§ **WORK TO DO**: Where the word "week" occurs in a line, return that line.

§ **PROVIDED DATA**:
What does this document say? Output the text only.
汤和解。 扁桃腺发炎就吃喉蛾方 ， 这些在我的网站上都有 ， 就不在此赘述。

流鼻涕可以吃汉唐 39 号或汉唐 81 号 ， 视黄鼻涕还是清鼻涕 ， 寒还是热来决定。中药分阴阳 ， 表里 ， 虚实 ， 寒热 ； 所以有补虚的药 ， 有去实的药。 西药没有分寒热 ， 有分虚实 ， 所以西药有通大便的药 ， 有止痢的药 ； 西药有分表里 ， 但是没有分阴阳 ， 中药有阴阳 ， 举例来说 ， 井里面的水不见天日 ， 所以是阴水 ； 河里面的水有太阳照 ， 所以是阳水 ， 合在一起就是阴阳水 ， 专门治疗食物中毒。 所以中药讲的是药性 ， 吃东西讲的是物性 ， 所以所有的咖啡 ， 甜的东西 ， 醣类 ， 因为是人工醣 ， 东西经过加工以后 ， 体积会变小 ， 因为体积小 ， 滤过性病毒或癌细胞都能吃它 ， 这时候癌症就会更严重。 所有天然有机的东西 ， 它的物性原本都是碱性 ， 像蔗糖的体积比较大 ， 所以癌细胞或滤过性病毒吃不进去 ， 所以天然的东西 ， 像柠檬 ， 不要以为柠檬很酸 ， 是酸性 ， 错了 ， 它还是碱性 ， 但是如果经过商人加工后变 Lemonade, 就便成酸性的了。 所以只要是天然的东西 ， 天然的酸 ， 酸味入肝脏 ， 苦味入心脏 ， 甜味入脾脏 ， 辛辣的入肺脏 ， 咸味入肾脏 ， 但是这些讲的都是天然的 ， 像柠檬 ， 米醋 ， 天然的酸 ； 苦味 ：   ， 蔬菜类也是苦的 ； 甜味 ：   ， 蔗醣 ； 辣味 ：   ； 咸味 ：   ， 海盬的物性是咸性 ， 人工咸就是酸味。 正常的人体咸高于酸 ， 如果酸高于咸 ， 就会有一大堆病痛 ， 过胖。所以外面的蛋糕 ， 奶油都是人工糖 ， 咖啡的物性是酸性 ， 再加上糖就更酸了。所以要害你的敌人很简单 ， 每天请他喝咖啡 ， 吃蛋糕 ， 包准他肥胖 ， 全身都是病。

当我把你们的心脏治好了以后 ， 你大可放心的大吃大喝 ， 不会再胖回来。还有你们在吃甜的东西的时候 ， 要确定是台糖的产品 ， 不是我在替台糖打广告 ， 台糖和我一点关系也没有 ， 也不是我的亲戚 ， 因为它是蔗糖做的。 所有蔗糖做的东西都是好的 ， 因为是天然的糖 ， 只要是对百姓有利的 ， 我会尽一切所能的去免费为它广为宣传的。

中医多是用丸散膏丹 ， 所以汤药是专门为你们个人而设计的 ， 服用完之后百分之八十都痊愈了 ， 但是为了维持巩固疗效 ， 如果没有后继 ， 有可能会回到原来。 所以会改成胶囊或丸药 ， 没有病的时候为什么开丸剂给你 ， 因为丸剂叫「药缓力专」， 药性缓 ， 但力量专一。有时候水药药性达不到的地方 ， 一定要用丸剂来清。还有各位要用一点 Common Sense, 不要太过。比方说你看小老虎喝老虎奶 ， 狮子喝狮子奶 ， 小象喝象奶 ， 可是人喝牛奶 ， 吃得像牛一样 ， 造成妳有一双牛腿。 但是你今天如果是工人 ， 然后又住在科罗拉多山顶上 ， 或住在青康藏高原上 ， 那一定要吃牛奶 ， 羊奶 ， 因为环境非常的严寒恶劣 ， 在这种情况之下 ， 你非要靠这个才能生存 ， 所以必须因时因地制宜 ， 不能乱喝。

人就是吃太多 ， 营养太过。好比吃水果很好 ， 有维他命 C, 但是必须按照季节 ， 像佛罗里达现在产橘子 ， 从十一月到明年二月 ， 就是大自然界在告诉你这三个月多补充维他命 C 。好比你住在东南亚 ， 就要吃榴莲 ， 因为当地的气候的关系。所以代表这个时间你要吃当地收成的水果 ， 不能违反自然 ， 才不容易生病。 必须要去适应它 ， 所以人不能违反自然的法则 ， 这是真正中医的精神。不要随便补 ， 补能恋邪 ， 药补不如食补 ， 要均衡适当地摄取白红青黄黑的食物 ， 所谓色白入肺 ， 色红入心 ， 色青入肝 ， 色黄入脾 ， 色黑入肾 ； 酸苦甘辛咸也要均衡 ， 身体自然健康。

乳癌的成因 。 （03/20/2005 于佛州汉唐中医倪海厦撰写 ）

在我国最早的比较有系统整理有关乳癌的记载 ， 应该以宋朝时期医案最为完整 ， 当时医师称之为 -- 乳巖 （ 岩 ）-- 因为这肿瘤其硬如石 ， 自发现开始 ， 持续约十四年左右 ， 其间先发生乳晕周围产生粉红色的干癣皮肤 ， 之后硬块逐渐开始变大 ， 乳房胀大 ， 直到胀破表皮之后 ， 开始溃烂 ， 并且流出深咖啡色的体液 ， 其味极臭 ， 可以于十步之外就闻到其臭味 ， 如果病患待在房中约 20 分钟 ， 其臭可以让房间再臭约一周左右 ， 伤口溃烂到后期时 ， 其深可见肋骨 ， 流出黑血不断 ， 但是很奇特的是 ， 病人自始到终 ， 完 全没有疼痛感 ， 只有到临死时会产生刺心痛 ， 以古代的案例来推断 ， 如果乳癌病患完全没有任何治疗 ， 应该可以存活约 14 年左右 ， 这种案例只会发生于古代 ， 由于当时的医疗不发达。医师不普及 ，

--

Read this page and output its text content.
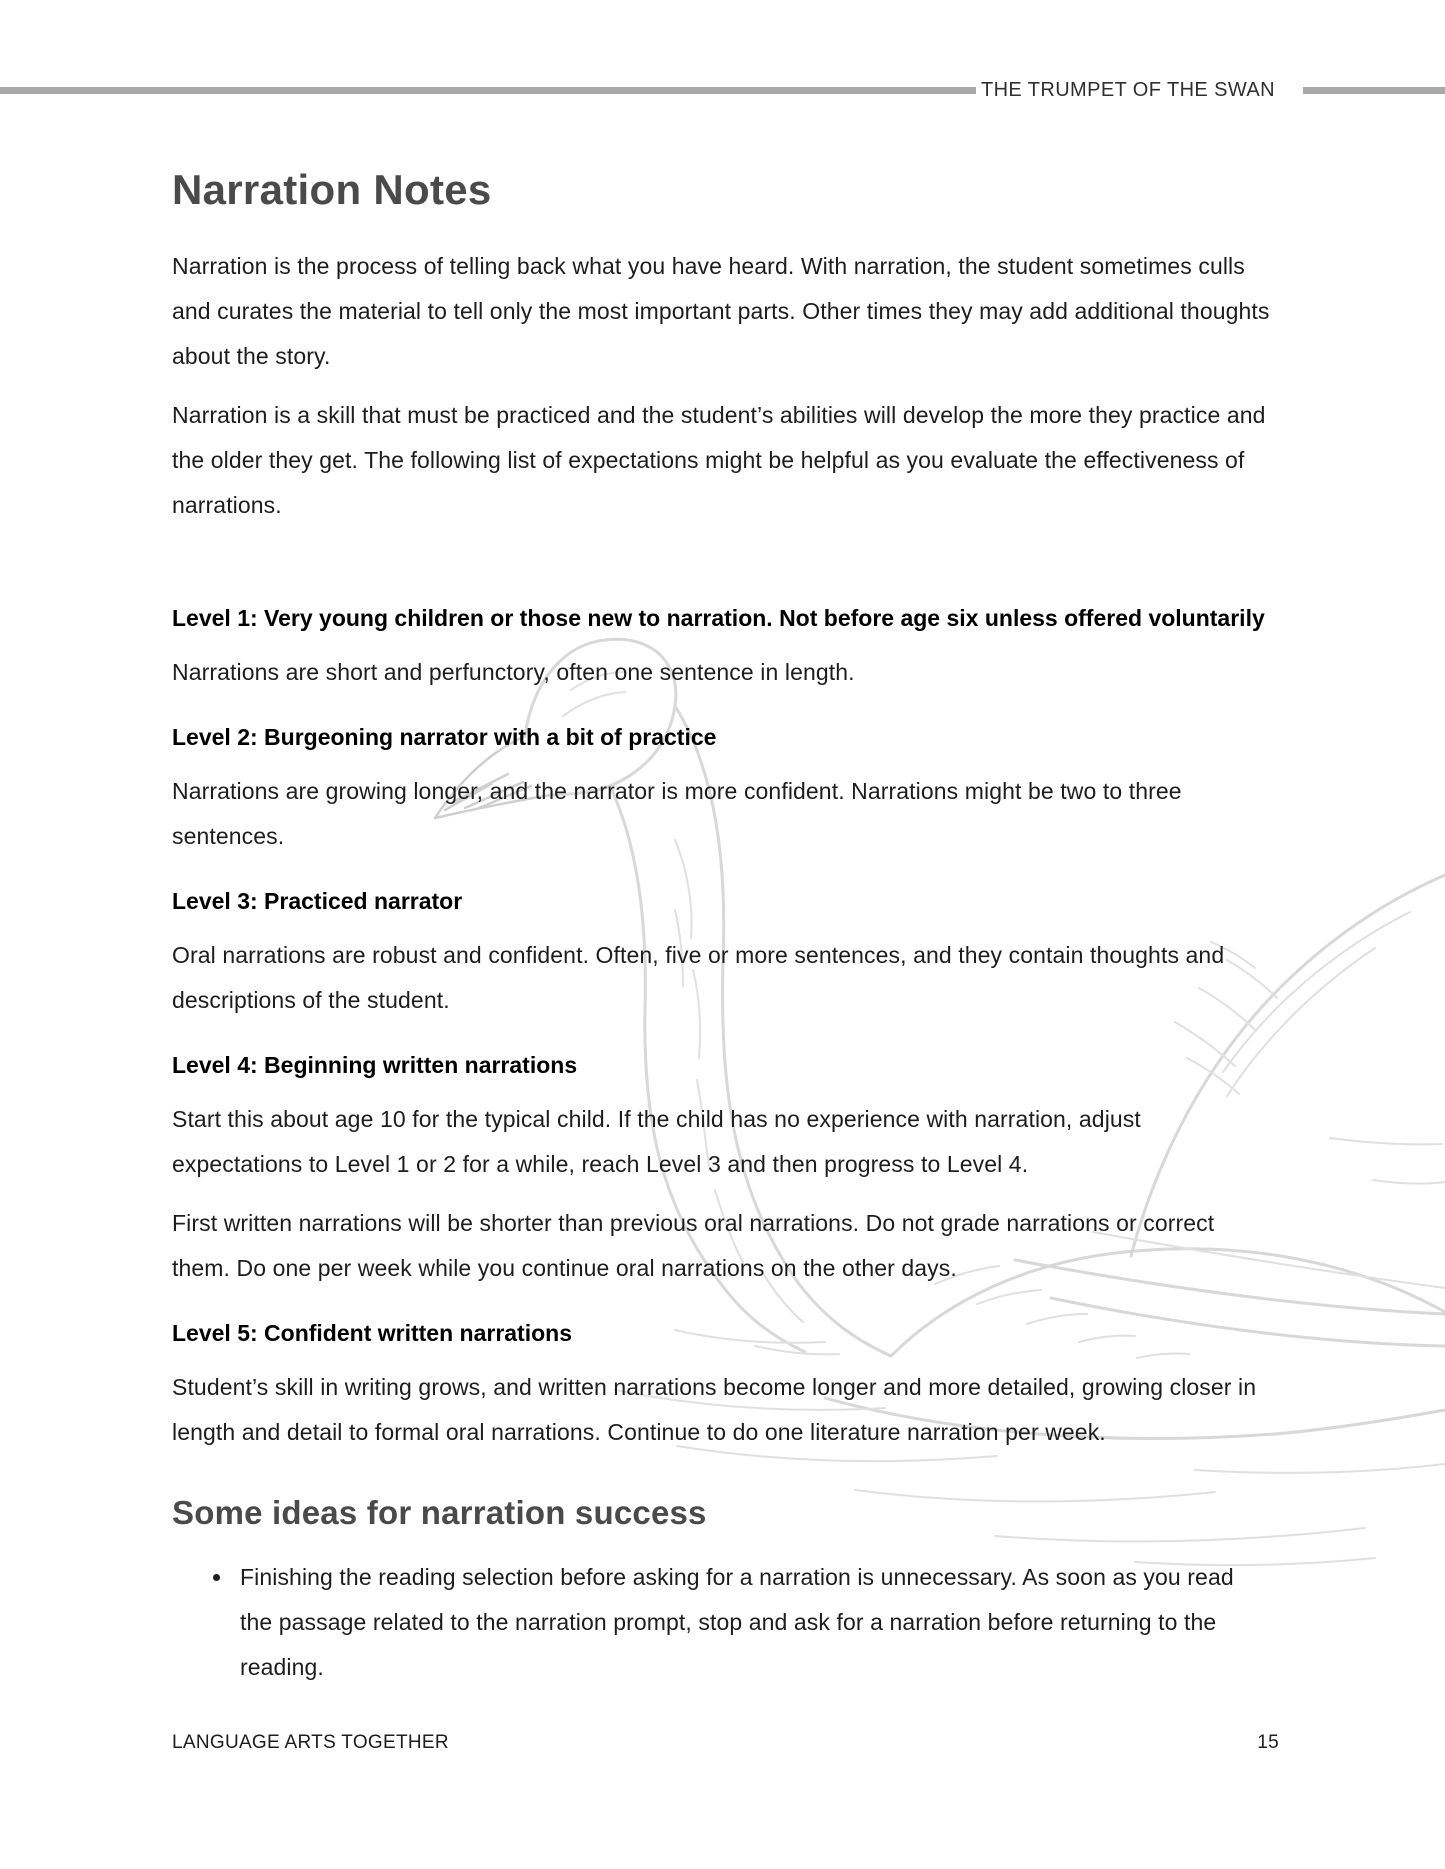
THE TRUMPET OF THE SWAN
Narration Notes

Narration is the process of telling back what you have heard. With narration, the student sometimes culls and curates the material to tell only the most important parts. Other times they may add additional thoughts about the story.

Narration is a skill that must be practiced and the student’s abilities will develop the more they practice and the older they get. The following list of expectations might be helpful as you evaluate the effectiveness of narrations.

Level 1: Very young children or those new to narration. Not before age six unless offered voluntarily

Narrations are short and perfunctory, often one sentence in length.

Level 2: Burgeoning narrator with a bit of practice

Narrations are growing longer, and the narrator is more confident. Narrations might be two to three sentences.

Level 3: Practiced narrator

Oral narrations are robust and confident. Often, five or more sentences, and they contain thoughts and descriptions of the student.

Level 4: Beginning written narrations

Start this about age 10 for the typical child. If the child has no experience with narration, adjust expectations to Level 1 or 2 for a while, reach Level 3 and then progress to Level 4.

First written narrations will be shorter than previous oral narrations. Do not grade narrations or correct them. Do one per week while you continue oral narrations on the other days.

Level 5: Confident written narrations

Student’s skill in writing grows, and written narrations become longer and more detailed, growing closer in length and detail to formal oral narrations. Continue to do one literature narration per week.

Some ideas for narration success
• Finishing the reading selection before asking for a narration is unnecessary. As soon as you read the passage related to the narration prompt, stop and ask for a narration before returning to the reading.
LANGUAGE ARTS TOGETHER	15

§ **ANSWER TO THE EXERCISE**:
First written narrations will be shorter than previous oral narrations. Do not grade narrations or correct them. Do one per week while you continue oral narrations on the other days.
Student’s skill in writing grows, and written narrations become longer and more detailed, growing closer in length and detail to formal oral narrations. Continue to do one literature narration per week.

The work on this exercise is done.